* **SHORT PROBLEM**
Copy each line exactly.
** Begin MATERIAL TO PROCESS **
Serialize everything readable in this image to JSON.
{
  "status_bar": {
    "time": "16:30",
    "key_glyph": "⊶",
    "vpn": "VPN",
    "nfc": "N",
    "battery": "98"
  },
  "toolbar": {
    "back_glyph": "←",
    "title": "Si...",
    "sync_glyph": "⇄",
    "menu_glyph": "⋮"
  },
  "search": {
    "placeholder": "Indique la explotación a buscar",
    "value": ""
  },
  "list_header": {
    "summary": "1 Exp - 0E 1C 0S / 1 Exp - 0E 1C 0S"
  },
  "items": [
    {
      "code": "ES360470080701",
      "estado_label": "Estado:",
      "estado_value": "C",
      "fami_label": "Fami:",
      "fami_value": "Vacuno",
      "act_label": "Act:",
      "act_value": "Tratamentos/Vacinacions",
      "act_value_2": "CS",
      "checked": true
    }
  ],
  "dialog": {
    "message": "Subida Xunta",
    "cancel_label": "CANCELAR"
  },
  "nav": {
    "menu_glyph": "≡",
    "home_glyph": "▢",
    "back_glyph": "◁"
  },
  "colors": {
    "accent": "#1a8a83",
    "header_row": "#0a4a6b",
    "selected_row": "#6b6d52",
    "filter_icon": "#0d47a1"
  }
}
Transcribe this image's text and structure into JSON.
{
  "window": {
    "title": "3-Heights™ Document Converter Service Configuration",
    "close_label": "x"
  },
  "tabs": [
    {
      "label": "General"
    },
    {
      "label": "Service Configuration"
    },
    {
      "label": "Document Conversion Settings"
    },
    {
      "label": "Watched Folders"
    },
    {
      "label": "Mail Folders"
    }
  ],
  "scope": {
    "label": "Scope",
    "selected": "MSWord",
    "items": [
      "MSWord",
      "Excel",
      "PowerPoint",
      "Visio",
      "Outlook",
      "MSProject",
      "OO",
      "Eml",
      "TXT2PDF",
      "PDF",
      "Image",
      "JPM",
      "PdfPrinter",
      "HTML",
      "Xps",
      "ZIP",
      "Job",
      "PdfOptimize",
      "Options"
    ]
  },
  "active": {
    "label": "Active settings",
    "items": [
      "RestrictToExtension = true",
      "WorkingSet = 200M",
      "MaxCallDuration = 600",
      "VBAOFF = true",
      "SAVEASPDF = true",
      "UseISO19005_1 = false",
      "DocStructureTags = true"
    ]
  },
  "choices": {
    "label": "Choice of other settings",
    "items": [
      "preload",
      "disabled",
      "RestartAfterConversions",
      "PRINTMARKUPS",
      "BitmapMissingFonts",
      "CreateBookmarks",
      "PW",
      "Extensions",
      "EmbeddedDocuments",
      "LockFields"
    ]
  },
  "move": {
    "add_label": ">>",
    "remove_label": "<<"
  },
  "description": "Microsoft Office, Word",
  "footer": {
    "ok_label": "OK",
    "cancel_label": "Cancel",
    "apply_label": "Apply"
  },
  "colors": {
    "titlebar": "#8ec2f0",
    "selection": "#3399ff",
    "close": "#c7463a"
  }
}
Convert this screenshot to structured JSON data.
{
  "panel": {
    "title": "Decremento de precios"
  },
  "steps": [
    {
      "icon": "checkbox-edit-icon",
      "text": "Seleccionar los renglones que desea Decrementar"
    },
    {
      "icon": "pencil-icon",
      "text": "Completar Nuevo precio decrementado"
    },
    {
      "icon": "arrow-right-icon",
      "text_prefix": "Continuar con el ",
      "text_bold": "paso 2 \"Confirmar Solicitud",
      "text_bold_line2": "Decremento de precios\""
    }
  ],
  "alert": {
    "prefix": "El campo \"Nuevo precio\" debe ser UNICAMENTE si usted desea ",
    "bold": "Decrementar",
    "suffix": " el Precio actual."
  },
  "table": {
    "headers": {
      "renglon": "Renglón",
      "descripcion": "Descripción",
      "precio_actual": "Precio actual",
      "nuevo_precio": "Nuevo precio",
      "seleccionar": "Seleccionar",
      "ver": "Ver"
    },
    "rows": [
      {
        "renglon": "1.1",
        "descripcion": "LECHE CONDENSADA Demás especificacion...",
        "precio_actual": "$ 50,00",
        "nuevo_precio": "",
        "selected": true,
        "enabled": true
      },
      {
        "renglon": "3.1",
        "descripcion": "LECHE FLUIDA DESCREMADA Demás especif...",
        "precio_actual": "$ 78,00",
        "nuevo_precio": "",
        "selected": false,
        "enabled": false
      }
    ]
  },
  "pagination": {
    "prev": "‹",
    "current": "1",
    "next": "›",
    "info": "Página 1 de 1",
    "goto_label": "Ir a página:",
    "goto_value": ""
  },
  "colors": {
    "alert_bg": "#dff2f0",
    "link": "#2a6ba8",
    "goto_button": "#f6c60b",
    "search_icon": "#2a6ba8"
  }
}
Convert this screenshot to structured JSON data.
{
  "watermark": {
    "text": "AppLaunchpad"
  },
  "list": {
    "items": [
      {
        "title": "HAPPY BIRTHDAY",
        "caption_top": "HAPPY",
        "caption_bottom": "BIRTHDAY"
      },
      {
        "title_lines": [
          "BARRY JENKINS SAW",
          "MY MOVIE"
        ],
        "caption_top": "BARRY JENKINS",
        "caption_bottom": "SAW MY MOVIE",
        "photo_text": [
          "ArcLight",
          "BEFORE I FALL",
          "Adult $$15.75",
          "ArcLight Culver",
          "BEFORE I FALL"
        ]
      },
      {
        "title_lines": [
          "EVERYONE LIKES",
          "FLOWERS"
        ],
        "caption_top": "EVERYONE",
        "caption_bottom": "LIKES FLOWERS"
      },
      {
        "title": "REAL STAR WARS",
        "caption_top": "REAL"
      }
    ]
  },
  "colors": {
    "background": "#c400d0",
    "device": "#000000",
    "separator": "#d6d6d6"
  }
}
** End MATERIAL TO PROCESS **
* **FULL RESPONSE**
Serialize everything readable in this image to JSON.
{
  "status_bar": {
    "time": "16:30",
    "key_glyph": "⊶",
    "vpn": "VPN",
    "nfc": "N",
    "battery": "98"
  },
  "toolbar": {
    "back_glyph": "←",
    "title": "Si...",
    "sync_glyph": "⇄",
    "menu_glyph": "⋮"
  },
  "search": {
    "placeholder": "Indique la explotación a buscar",
    "value": ""
  },
  "list_header": {
    "summary": "1 Exp - 0E 1C 0S / 1 Exp - 0E 1C 0S"
  },
  "items": [
    {
      "code": "ES360470080701",
      "estado_label": "Estado:",
      "estado_value": "C",
      "fami_label": "Fami:",
      "fami_value": "Vacuno",
      "act_label": "Act:",
      "act_value": "Tratamentos/Vacinacions",
      "act_value_2": "CS",
      "checked": true
    }
  ],
  "dialog": {
    "message": "Subida Xunta",
    "cancel_label": "CANCELAR"
  },
  "nav": {
    "menu_glyph": "≡",
    "home_glyph": "▢",
    "back_glyph": "◁"
  },
  "colors": {
    "accent": "#1a8a83",
    "header_row": "#0a4a6b",
    "selected_row": "#6b6d52",
    "filter_icon": "#0d47a1"
  }
}
Transcribe this image's text and structure into JSON.
{
  "window": {
    "title": "3-Heights™ Document Converter Service Configuration",
    "close_label": "x"
  },
  "tabs": [
    {
      "label": "General"
    },
    {
      "label": "Service Configuration"
    },
    {
      "label": "Document Conversion Settings"
    },
    {
      "label": "Watched Folders"
    },
    {
      "label": "Mail Folders"
    }
  ],
  "scope": {
    "label": "Scope",
    "selected": "MSWord",
    "items": [
      "MSWord",
      "Excel",
      "PowerPoint",
      "Visio",
      "Outlook",
      "MSProject",
      "OO",
      "Eml",
      "TXT2PDF",
      "PDF",
      "Image",
      "JPM",
      "PdfPrinter",
      "HTML",
      "Xps",
      "ZIP",
      "Job",
      "PdfOptimize",
      "Options"
    ]
  },
  "active": {
    "label": "Active settings",
    "items": [
      "RestrictToExtension = true",
      "WorkingSet = 200M",
      "MaxCallDuration = 600",
      "VBAOFF = true",
      "SAVEASPDF = true",
      "UseISO19005_1 = false",
      "DocStructureTags = true"
    ]
  },
  "choices": {
    "label": "Choice of other settings",
    "items": [
      "preload",
      "disabled",
      "RestartAfterConversions",
      "PRINTMARKUPS",
      "BitmapMissingFonts",
      "CreateBookmarks",
      "PW",
      "Extensions",
      "EmbeddedDocuments",
      "LockFields"
    ]
  },
  "move": {
    "add_label": ">>",
    "remove_label": "<<"
  },
  "description": "Microsoft Office, Word",
  "footer": {
    "ok_label": "OK",
    "cancel_label": "Cancel",
    "apply_label": "Apply"
  },
  "colors": {
    "titlebar": "#8ec2f0",
    "selection": "#3399ff",
    "close": "#c7463a"
  }
}
Convert this screenshot to structured JSON data.
{
  "panel": {
    "title": "Decremento de precios"
  },
  "steps": [
    {
      "icon": "checkbox-edit-icon",
      "text": "Seleccionar los renglones que desea Decrementar"
    },
    {
      "icon": "pencil-icon",
      "text": "Completar Nuevo precio decrementado"
    },
    {
      "icon": "arrow-right-icon",
      "text_prefix": "Continuar con el ",
      "text_bold": "paso 2 \"Confirmar Solicitud",
      "text_bold_line2": "Decremento de precios\""
    }
  ],
  "alert": {
    "prefix": "El campo \"Nuevo precio\" debe ser UNICAMENTE si usted desea ",
    "bold": "Decrementar",
    "suffix": " el Precio actual."
  },
  "table": {
    "headers": {
      "renglon": "Renglón",
      "descripcion": "Descripción",
      "precio_actual": "Precio actual",
      "nuevo_precio": "Nuevo precio",
      "seleccionar": "Seleccionar",
      "ver": "Ver"
    },
    "rows": [
      {
        "renglon": "1.1",
        "descripcion": "LECHE CONDENSADA Demás especificacion...",
        "precio_actual": "$ 50,00",
        "nuevo_precio": "",
        "selected": true,
        "enabled": true
      },
      {
        "renglon": "3.1",
        "descripcion": "LECHE FLUIDA DESCREMADA Demás especif...",
        "precio_actual": "$ 78,00",
        "nuevo_precio": "",
        "selected": false,
        "enabled": false
      }
    ]
  },
  "pagination": {
    "prev": "‹",
    "current": "1",
    "next": "›",
    "info": "Página 1 de 1",
    "goto_label": "Ir a página:",
    "goto_value": ""
  },
  "colors": {
    "alert_bg": "#dff2f0",
    "link": "#2a6ba8",
    "goto_button": "#f6c60b",
    "search_icon": "#2a6ba8"
  }
}
Convert this screenshot to structured JSON data.
{
  "watermark": {
    "text": "AppLaunchpad"
  },
  "list": {
    "items": [
      {
        "title": "HAPPY BIRTHDAY",
        "caption_top": "HAPPY",
        "caption_bottom": "BIRTHDAY"
      },
      {
        "title_lines": [
          "BARRY JENKINS SAW",
          "MY MOVIE"
        ],
        "caption_top": "BARRY JENKINS",
        "caption_bottom": "SAW MY MOVIE",
        "photo_text": [
          "ArcLight",
          "BEFORE I FALL",
          "Adult $$15.75",
          "ArcLight Culver",
          "BEFORE I FALL"
        ]
      },
      {
        "title_lines": [
          "EVERYONE LIKES",
          "FLOWERS"
        ],
        "caption_top": "EVERYONE",
        "caption_bottom": "LIKES FLOWERS"
      },
      {
        "title": "REAL STAR WARS",
        "caption_top": "REAL"
      }
    ]
  },
  "colors": {
    "background": "#c400d0",
    "device": "#000000",
    "separator": "#d6d6d6"
  }
}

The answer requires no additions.